[Dataset entries on figures]
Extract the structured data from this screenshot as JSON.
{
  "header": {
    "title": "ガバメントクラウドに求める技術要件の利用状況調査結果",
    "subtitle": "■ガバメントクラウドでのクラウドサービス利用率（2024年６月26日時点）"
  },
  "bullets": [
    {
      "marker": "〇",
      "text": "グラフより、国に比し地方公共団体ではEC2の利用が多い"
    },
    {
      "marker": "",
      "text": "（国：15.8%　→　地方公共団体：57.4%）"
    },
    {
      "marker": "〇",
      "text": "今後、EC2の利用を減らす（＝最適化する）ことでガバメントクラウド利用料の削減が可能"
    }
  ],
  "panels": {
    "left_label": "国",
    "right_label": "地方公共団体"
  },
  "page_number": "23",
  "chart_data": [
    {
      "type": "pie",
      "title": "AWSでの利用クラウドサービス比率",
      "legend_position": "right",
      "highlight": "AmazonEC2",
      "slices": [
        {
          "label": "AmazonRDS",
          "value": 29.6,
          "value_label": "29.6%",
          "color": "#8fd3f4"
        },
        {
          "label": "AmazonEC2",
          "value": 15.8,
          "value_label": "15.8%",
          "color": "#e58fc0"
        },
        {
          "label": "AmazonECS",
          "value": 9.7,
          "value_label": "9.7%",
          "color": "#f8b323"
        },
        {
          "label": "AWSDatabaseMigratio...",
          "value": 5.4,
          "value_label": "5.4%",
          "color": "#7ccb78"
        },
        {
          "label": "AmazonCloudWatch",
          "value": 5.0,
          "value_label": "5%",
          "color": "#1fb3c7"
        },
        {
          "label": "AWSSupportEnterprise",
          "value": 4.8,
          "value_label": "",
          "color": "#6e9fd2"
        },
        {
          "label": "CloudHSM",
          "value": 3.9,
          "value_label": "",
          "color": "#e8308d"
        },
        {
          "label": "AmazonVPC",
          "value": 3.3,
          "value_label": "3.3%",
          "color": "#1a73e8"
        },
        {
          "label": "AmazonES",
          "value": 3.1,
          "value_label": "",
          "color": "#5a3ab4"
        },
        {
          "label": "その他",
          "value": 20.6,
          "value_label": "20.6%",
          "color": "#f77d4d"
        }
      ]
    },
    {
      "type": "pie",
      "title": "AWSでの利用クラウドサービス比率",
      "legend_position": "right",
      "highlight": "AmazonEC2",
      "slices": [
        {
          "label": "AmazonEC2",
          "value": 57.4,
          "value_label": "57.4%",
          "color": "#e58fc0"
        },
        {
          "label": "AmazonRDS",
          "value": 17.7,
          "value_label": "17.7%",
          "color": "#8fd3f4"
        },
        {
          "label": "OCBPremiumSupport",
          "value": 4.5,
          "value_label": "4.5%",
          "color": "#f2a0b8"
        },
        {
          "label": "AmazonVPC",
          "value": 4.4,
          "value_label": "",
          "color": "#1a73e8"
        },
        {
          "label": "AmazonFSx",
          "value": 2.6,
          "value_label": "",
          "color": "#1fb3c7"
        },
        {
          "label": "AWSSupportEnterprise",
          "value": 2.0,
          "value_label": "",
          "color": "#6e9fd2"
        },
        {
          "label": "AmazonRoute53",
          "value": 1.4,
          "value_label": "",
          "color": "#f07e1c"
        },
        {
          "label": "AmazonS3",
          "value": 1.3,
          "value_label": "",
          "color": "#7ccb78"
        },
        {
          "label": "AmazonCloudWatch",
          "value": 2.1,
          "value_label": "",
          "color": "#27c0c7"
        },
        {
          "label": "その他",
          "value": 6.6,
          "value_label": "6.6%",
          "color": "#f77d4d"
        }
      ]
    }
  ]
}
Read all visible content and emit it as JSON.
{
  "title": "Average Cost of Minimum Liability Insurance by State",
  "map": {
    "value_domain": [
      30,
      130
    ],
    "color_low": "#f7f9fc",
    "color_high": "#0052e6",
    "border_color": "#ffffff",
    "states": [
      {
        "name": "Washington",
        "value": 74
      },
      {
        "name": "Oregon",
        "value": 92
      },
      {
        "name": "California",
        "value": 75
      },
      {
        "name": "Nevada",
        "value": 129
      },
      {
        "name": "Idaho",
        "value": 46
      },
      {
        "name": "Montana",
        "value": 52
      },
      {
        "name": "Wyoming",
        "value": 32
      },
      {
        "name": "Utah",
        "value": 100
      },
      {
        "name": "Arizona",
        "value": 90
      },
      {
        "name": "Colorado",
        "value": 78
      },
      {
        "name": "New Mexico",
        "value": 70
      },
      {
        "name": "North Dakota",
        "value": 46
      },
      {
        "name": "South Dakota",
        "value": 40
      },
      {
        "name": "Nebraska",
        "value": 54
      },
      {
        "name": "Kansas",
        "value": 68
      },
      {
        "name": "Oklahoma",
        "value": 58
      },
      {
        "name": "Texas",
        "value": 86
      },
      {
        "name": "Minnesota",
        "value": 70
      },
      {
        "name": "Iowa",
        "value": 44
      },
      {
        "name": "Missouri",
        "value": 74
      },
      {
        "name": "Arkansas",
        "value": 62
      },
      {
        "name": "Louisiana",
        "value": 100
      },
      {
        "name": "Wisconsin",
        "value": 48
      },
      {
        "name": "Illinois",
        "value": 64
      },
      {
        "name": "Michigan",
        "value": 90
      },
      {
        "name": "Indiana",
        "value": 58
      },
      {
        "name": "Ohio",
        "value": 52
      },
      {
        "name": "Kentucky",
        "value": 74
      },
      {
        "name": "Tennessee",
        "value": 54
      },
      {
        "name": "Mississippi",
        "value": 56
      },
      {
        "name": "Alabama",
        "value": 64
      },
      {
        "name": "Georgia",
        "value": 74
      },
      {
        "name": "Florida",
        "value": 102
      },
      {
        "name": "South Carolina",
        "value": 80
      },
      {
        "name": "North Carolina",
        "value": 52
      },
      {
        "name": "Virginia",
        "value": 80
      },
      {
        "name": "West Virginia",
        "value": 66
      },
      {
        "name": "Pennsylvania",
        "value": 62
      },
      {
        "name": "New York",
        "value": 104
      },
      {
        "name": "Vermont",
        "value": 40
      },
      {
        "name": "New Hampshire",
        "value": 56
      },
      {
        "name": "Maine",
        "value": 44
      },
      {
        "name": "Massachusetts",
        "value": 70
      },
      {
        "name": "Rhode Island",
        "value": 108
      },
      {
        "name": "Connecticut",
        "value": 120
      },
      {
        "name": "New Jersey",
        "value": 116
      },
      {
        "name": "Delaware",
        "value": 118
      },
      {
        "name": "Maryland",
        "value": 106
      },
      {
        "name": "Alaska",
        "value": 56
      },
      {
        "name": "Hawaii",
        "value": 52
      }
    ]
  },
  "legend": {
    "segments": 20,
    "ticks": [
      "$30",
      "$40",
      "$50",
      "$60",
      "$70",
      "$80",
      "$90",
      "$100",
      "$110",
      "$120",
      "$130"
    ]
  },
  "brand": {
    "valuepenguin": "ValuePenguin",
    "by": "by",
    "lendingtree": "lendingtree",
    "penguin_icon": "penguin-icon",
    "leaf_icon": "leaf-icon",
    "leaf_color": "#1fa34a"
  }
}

--- What you should do ---
Every record should be given again exactly.

--- Solved exercise ---
Extract the structured data from this screenshot as JSON.
{
  "header": {
    "title": "ガバメントクラウドに求める技術要件の利用状況調査結果",
    "subtitle": "■ガバメントクラウドでのクラウドサービス利用率（2024年６月26日時点）"
  },
  "bullets": [
    {
      "marker": "〇",
      "text": "グラフより、国に比し地方公共団体ではEC2の利用が多い"
    },
    {
      "marker": "",
      "text": "（国：15.8%　→　地方公共団体：57.4%）"
    },
    {
      "marker": "〇",
      "text": "今後、EC2の利用を減らす（＝最適化する）ことでガバメントクラウド利用料の削減が可能"
    }
  ],
  "panels": {
    "left_label": "国",
    "right_label": "地方公共団体"
  },
  "page_number": "23",
  "chart_data": [
    {
      "type": "pie",
      "title": "AWSでの利用クラウドサービス比率",
      "legend_position": "right",
      "highlight": "AmazonEC2",
      "slices": [
        {
          "label": "AmazonRDS",
          "value": 29.6,
          "value_label": "29.6%",
          "color": "#8fd3f4"
        },
        {
          "label": "AmazonEC2",
          "value": 15.8,
          "value_label": "15.8%",
          "color": "#e58fc0"
        },
        {
          "label": "AmazonECS",
          "value": 9.7,
          "value_label": "9.7%",
          "color": "#f8b323"
        },
        {
          "label": "AWSDatabaseMigratio...",
          "value": 5.4,
          "value_label": "5.4%",
          "color": "#7ccb78"
        },
        {
          "label": "AmazonCloudWatch",
          "value": 5.0,
          "value_label": "5%",
          "color": "#1fb3c7"
        },
        {
          "label": "AWSSupportEnterprise",
          "value": 4.8,
          "value_label": "",
          "color": "#6e9fd2"
        },
        {
          "label": "CloudHSM",
          "value": 3.9,
          "value_label": "",
          "color": "#e8308d"
        },
        {
          "label": "AmazonVPC",
          "value": 3.3,
          "value_label": "3.3%",
          "color": "#1a73e8"
        },
        {
          "label": "AmazonES",
          "value": 3.1,
          "value_label": "",
          "color": "#5a3ab4"
        },
        {
          "label": "その他",
          "value": 20.6,
          "value_label": "20.6%",
          "color": "#f77d4d"
        }
      ]
    },
    {
      "type": "pie",
      "title": "AWSでの利用クラウドサービス比率",
      "legend_position": "right",
      "highlight": "AmazonEC2",
      "slices": [
        {
          "label": "AmazonEC2",
          "value": 57.4,
          "value_label": "57.4%",
          "color": "#e58fc0"
        },
        {
          "label": "AmazonRDS",
          "value": 17.7,
          "value_label": "17.7%",
          "color": "#8fd3f4"
        },
        {
          "label": "OCBPremiumSupport",
          "value": 4.5,
          "value_label": "4.5%",
          "color": "#f2a0b8"
        },
        {
          "label": "AmazonVPC",
          "value": 4.4,
          "value_label": "",
          "color": "#1a73e8"
        },
        {
          "label": "AmazonFSx",
          "value": 2.6,
          "value_label": "",
          "color": "#1fb3c7"
        },
        {
          "label": "AWSSupportEnterprise",
          "value": 2.0,
          "value_label": "",
          "color": "#6e9fd2"
        },
        {
          "label": "AmazonRoute53",
          "value": 1.4,
          "value_label": "",
          "color": "#f07e1c"
        },
        {
          "label": "AmazonS3",
          "value": 1.3,
          "value_label": "",
          "color": "#7ccb78"
        },
        {
          "label": "AmazonCloudWatch",
          "value": 2.1,
          "value_label": "",
          "color": "#27c0c7"
        },
        {
          "label": "その他",
          "value": 6.6,
          "value_label": "6.6%",
          "color": "#f77d4d"
        }
      ]
    }
  ]
}
Read all visible content and emit it as JSON.
{
  "title": "Average Cost of Minimum Liability Insurance by State",
  "map": {
    "value_domain": [
      30,
      130
    ],
    "color_low": "#f7f9fc",
    "color_high": "#0052e6",
    "border_color": "#ffffff",
    "states": [
      {
        "name": "Washington",
        "value": 74
      },
      {
        "name": "Oregon",
        "value": 92
      },
      {
        "name": "California",
        "value": 75
      },
      {
        "name": "Nevada",
        "value": 129
      },
      {
        "name": "Idaho",
        "value": 46
      },
      {
        "name": "Montana",
        "value": 52
      },
      {
        "name": "Wyoming",
        "value": 32
      },
      {
        "name": "Utah",
        "value": 100
      },
      {
        "name": "Arizona",
        "value": 90
      },
      {
        "name": "Colorado",
        "value": 78
      },
      {
        "name": "New Mexico",
        "value": 70
      },
      {
        "name": "North Dakota",
        "value": 46
      },
      {
        "name": "South Dakota",
        "value": 40
      },
      {
        "name": "Nebraska",
        "value": 54
      },
      {
        "name": "Kansas",
        "value": 68
      },
      {
        "name": "Oklahoma",
        "value": 58
      },
      {
        "name": "Texas",
        "value": 86
      },
      {
        "name": "Minnesota",
        "value": 70
      },
      {
        "name": "Iowa",
        "value": 44
      },
      {
        "name": "Missouri",
        "value": 74
      },
      {
        "name": "Arkansas",
        "value": 62
      },
      {
        "name": "Louisiana",
        "value": 100
      },
      {
        "name": "Wisconsin",
        "value": 48
      },
      {
        "name": "Illinois",
        "value": 64
      },
      {
        "name": "Michigan",
        "value": 90
      },
      {
        "name": "Indiana",
        "value": 58
      },
      {
        "name": "Ohio",
        "value": 52
      },
      {
        "name": "Kentucky",
        "value": 74
      },
      {
        "name": "Tennessee",
        "value": 54
      },
      {
        "name": "Mississippi",
        "value": 56
      },
      {
        "name": "Alabama",
        "value": 64
      },
      {
        "name": "Georgia",
        "value": 74
      },
      {
        "name": "Florida",
        "value": 102
      },
      {
        "name": "South Carolina",
        "value": 80
      },
      {
        "name": "North Carolina",
        "value": 52
      },
      {
        "name": "Virginia",
        "value": 80
      },
      {
        "name": "West Virginia",
        "value": 66
      },
      {
        "name": "Pennsylvania",
        "value": 62
      },
      {
        "name": "New York",
        "value": 104
      },
      {
        "name": "Vermont",
        "value": 40
      },
      {
        "name": "New Hampshire",
        "value": 56
      },
      {
        "name": "Maine",
        "value": 44
      },
      {
        "name": "Massachusetts",
        "value": 70
      },
      {
        "name": "Rhode Island",
        "value": 108
      },
      {
        "name": "Connecticut",
        "value": 120
      },
      {
        "name": "New Jersey",
        "value": 116
      },
      {
        "name": "Delaware",
        "value": 118
      },
      {
        "name": "Maryland",
        "value": 106
      },
      {
        "name": "Alaska",
        "value": 56
      },
      {
        "name": "Hawaii",
        "value": 52
      }
    ]
  },
  "legend": {
    "segments": 20,
    "ticks": [
      "$30",
      "$40",
      "$50",
      "$60",
      "$70",
      "$80",
      "$90",
      "$100",
      "$110",
      "$120",
      "$130"
    ]
  },
  "brand": {
    "valuepenguin": "ValuePenguin",
    "by": "by",
    "lendingtree": "lendingtree",
    "penguin_icon": "penguin-icon",
    "leaf_icon": "leaf-icon",
    "leaf_color": "#1fa34a"
  }
}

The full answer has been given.